Short task: Search the data for the word "Other" and copy every line where it occurs.
+===+
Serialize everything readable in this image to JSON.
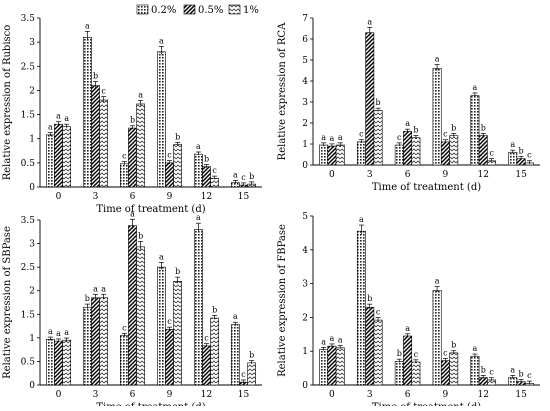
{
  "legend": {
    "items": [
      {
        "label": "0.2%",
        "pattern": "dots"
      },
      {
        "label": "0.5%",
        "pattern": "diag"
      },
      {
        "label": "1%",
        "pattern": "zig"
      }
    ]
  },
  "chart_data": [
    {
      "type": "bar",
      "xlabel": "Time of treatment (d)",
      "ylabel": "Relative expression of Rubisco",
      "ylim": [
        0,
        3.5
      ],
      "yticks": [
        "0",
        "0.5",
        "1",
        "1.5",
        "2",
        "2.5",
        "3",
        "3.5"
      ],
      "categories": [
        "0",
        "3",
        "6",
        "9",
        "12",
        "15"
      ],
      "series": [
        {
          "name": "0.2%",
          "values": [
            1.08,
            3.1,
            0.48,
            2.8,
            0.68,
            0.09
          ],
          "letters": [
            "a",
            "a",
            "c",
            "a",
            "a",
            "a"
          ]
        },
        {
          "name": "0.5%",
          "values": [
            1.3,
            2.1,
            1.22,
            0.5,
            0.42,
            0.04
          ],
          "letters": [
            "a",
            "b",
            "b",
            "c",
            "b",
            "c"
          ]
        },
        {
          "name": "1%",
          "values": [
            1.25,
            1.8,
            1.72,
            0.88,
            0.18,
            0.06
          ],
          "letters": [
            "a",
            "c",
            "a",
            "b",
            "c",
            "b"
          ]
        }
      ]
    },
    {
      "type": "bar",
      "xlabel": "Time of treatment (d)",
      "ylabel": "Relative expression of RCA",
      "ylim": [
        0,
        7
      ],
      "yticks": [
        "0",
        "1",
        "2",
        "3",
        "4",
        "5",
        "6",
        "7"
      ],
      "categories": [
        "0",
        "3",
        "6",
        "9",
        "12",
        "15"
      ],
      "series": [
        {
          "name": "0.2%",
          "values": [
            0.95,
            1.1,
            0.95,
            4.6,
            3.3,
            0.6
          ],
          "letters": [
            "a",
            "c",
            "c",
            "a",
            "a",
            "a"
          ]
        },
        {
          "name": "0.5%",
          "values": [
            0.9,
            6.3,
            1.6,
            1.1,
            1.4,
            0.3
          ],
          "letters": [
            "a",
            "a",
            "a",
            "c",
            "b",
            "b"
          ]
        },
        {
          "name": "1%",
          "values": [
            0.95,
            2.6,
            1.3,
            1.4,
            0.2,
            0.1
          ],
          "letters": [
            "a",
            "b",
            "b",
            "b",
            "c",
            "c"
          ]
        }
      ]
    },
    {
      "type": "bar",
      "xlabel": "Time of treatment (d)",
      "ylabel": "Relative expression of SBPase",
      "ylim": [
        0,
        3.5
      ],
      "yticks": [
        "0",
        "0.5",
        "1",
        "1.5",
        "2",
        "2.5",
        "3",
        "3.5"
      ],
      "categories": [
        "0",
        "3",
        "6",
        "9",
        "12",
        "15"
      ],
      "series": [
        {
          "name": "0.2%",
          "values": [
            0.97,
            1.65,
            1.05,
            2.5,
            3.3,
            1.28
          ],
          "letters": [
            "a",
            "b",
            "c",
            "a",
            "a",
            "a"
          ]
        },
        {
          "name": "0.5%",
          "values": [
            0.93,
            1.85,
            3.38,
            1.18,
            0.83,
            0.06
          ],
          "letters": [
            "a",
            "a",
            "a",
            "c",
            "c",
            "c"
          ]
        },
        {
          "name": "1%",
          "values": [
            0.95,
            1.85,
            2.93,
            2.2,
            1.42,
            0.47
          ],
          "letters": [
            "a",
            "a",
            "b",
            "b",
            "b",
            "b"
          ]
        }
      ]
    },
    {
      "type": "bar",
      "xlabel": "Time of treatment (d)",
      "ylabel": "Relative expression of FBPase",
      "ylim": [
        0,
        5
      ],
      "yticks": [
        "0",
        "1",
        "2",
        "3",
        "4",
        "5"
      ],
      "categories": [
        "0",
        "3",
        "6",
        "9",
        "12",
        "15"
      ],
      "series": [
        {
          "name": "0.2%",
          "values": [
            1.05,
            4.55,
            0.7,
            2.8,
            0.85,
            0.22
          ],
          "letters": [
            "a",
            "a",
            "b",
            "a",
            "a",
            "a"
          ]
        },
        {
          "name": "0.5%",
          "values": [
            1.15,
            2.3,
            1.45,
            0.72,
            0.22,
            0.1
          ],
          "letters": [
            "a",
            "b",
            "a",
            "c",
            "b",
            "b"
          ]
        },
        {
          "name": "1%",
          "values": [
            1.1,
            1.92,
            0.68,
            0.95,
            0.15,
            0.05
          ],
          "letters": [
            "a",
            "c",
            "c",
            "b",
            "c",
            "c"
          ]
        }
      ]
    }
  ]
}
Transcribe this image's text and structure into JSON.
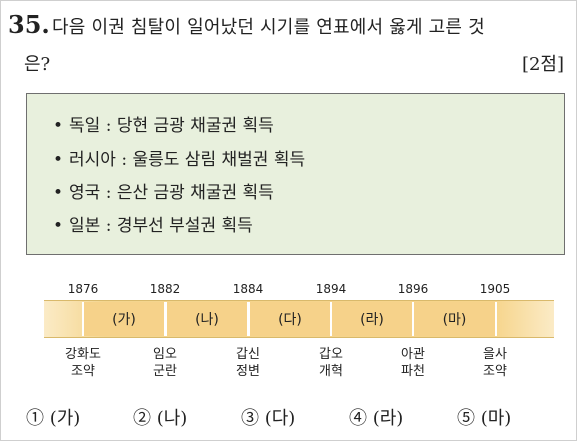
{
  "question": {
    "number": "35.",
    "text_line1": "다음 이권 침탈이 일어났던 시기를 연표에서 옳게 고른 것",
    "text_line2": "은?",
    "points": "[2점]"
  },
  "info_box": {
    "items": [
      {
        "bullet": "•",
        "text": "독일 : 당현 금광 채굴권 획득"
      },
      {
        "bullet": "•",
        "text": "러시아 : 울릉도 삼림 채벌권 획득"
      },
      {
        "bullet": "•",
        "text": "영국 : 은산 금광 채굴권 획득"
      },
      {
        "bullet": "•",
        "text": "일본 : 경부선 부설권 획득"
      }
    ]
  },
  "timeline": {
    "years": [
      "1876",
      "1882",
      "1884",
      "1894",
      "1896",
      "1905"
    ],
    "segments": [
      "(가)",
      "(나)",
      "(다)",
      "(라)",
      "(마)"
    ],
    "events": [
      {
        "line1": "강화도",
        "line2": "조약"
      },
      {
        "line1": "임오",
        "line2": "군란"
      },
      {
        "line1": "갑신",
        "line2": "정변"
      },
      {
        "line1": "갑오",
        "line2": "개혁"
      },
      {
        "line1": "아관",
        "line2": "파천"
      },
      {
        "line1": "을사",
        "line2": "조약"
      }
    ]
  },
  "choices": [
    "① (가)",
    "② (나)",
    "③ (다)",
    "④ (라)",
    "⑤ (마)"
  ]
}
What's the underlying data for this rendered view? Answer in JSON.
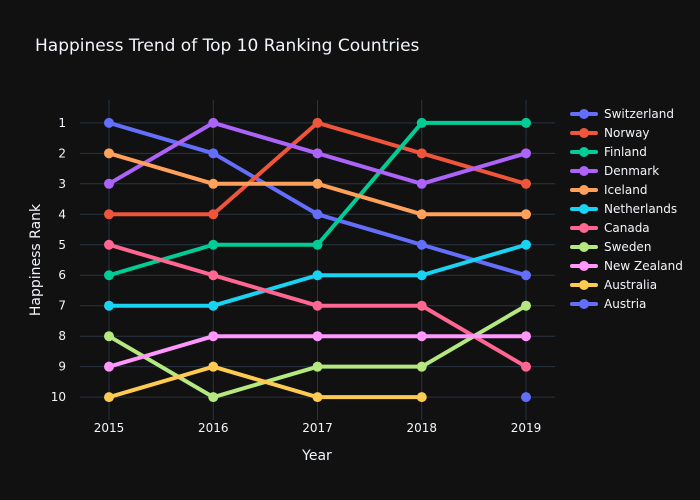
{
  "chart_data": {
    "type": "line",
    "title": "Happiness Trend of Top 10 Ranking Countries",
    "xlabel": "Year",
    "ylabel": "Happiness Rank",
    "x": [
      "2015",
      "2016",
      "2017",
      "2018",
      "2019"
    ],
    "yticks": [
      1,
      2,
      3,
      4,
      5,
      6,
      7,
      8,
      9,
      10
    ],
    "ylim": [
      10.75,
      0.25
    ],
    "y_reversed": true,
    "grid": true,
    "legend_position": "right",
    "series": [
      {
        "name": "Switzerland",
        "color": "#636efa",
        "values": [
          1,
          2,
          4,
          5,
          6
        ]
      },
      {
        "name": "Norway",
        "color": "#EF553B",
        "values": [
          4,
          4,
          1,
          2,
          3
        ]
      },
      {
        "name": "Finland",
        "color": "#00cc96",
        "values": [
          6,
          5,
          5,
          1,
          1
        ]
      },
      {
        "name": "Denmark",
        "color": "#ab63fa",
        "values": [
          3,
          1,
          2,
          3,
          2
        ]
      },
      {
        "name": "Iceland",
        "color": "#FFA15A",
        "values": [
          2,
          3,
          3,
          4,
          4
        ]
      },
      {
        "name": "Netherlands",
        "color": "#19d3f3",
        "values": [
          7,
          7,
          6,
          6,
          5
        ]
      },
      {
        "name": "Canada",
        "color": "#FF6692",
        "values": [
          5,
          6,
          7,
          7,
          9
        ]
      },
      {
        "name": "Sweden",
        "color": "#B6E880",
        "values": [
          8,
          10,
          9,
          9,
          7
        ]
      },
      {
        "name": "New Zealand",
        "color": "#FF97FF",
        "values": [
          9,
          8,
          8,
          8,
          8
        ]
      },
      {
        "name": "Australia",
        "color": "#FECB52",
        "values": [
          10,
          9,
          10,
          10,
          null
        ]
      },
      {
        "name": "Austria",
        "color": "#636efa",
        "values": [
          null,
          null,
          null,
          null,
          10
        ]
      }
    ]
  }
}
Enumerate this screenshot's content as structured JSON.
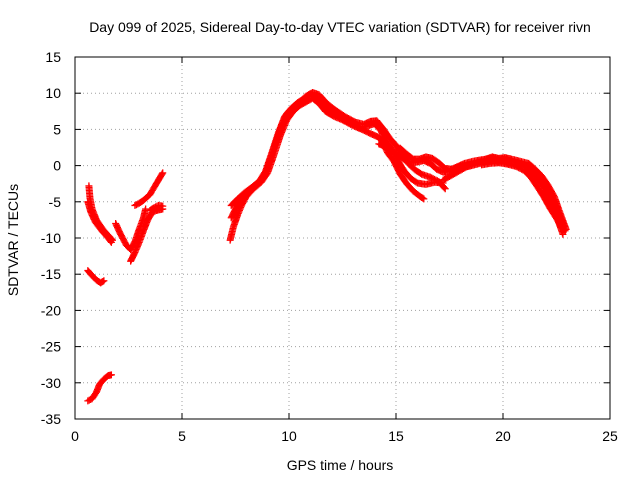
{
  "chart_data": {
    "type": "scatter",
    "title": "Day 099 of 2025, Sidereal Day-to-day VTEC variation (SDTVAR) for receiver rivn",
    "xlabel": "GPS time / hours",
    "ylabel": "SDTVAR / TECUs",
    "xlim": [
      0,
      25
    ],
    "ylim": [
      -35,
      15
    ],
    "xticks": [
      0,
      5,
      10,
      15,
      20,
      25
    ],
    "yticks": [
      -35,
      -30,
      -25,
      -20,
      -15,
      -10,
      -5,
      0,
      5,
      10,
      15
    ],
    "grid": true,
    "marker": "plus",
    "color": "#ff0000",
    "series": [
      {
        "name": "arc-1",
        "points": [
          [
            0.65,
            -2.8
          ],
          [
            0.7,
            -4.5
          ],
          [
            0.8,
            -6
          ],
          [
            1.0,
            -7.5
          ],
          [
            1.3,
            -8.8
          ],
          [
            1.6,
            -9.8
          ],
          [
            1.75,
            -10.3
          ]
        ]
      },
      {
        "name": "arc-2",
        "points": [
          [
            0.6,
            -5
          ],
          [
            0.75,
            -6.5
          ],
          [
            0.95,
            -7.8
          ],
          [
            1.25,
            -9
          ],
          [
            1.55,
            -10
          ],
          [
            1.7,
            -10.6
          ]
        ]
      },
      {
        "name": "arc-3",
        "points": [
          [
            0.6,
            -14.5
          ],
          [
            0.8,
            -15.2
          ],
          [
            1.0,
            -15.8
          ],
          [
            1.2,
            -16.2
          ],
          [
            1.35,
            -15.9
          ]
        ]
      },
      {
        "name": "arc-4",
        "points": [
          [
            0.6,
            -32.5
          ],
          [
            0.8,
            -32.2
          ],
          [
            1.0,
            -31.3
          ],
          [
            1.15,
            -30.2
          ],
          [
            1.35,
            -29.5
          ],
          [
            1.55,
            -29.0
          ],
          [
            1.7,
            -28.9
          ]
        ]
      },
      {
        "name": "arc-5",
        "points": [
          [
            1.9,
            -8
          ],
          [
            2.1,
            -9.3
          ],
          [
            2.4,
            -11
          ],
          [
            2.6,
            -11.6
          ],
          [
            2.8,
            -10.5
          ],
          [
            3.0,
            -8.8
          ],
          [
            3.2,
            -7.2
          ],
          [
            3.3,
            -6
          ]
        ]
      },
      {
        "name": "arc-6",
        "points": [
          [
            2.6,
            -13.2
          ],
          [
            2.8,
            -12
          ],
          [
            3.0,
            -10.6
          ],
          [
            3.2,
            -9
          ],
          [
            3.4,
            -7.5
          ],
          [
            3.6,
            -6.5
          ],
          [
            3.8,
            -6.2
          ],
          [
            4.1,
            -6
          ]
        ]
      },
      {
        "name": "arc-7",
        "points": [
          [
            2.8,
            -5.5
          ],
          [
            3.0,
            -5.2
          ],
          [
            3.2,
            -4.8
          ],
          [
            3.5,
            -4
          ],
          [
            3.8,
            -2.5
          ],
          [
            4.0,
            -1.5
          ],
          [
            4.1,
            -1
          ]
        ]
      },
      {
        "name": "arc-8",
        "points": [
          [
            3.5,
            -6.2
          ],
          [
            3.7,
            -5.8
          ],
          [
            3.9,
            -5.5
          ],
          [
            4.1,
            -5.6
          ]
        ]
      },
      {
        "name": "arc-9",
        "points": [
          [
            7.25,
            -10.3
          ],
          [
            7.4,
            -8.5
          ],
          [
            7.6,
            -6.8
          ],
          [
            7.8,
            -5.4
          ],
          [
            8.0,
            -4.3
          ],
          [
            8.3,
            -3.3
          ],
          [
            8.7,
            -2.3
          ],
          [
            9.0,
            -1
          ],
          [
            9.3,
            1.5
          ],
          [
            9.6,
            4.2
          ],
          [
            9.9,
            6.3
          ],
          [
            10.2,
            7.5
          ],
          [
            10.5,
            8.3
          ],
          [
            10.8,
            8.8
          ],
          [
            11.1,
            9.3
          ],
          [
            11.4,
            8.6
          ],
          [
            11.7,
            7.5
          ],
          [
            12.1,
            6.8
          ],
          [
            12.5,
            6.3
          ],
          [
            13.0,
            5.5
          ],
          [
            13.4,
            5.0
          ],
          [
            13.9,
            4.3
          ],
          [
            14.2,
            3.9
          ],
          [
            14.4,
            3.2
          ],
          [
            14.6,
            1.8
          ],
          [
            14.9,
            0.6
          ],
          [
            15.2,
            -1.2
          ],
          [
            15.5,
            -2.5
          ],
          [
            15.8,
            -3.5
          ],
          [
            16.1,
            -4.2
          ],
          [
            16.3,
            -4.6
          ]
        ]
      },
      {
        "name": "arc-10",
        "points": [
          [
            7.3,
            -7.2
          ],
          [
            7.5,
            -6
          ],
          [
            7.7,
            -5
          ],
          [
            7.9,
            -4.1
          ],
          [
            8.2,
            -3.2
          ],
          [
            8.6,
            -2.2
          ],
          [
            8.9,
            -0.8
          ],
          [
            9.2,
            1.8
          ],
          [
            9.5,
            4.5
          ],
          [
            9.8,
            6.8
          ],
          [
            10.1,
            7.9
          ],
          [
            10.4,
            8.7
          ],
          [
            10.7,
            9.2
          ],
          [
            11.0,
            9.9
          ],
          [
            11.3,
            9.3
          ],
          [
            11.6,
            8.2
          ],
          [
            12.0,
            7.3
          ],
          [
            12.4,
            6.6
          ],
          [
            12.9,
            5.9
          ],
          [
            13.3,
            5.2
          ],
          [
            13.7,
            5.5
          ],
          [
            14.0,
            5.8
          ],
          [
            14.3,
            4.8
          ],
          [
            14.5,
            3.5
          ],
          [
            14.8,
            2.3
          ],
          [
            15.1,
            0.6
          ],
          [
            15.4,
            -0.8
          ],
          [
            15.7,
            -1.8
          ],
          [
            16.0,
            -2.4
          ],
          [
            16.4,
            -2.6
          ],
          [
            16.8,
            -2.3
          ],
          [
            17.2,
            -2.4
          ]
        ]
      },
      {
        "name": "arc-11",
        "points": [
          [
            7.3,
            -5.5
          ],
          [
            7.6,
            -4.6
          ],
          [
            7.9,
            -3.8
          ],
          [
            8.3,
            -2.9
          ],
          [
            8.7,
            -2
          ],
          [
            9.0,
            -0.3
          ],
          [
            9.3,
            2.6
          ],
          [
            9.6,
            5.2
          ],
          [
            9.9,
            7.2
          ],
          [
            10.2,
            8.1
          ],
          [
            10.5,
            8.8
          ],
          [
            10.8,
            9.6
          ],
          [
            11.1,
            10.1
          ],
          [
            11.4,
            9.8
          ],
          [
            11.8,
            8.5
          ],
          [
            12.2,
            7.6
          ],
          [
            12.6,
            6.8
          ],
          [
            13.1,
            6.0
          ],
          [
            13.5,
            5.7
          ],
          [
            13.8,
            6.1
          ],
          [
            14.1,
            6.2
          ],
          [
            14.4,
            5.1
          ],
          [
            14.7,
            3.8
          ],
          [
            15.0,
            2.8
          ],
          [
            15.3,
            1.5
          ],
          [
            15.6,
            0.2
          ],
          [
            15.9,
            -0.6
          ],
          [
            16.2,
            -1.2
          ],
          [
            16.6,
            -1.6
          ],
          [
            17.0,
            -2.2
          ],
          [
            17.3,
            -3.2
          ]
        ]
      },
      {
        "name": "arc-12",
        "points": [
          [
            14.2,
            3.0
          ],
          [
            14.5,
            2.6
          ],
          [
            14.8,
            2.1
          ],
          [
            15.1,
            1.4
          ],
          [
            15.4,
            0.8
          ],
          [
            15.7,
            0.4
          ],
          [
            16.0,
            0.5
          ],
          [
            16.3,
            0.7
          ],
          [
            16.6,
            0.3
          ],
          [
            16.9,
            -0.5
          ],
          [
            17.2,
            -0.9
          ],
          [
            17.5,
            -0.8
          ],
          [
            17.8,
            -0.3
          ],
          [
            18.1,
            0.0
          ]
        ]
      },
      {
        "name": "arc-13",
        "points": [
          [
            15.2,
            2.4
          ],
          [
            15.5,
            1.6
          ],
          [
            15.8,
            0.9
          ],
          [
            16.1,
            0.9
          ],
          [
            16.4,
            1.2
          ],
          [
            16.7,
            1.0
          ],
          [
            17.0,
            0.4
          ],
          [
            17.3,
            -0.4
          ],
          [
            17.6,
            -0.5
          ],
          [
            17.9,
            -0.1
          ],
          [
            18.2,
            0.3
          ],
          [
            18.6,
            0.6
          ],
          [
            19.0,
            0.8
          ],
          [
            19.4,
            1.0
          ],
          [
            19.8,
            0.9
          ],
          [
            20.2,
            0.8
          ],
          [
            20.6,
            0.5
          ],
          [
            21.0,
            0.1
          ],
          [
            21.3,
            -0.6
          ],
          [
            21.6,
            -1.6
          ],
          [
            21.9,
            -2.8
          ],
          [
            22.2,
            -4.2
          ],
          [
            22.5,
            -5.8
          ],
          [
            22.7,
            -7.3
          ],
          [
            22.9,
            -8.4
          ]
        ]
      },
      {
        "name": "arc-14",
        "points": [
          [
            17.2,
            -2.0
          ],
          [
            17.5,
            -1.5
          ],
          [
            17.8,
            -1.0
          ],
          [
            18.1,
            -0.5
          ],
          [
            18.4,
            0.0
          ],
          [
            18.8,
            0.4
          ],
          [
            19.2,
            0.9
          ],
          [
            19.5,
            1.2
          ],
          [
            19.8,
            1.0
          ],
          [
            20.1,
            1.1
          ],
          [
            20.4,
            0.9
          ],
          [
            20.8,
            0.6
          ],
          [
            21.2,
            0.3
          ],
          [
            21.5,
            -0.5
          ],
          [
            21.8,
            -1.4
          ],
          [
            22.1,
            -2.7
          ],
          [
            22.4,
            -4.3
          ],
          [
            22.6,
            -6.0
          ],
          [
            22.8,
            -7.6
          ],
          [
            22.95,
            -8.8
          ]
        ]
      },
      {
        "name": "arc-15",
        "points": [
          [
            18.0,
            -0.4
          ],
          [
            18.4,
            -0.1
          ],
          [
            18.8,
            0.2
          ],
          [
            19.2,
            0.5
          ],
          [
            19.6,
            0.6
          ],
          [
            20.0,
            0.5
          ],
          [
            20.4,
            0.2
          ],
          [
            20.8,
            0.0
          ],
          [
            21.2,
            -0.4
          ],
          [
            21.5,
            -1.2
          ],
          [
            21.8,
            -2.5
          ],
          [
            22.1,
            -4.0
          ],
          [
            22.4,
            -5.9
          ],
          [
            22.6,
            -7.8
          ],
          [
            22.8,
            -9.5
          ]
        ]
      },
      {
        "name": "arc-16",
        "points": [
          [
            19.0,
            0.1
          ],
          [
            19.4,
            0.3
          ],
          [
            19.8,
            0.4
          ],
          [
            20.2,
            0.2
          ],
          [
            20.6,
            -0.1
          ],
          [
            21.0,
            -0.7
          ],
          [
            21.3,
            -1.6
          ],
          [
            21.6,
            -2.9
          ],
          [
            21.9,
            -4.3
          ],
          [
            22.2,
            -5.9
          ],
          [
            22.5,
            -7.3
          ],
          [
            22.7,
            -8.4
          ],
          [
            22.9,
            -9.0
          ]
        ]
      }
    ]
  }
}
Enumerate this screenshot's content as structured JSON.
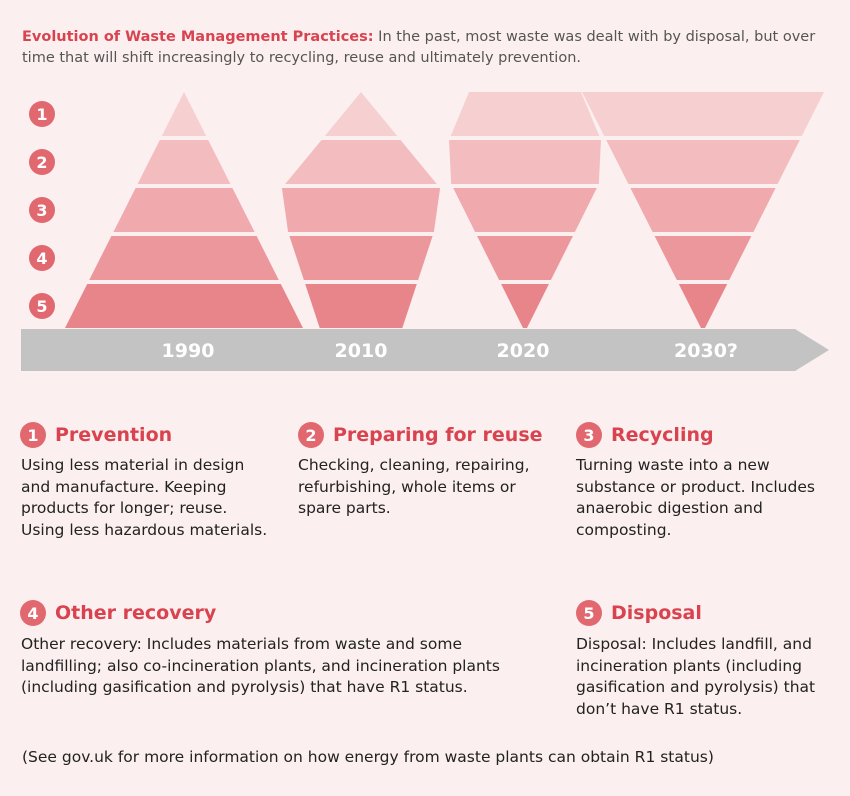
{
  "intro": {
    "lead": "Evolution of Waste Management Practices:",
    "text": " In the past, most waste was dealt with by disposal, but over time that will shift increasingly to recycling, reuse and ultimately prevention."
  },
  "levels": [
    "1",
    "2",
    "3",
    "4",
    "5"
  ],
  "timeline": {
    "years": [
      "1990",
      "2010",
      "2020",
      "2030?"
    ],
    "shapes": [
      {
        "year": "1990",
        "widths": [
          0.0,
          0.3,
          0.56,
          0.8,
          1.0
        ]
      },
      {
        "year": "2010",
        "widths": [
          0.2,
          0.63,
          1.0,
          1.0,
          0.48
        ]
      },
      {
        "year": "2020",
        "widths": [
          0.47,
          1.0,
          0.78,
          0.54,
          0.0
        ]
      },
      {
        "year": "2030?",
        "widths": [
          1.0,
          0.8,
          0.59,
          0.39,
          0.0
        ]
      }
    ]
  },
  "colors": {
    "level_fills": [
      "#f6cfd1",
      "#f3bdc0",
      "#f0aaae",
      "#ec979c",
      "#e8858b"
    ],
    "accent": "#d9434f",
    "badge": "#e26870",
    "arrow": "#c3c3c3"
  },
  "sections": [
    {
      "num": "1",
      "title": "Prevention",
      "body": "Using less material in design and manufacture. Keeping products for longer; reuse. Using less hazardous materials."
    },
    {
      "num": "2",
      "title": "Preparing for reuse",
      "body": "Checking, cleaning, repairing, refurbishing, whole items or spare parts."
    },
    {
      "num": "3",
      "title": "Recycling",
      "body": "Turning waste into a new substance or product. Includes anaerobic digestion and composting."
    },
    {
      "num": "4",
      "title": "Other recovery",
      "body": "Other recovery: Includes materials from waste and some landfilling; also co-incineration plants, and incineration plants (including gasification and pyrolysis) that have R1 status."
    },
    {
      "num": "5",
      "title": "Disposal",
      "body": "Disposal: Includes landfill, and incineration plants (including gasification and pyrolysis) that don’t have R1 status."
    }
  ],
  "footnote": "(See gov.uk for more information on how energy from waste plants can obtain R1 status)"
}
+===+
Task solution:
      "title": "Other recovery",
      "body": "Other recovery: Includes materials from waste and some landfilling; also co-incineration plants, and incineration plants (including gasification and pyrolysis) that have R1 status."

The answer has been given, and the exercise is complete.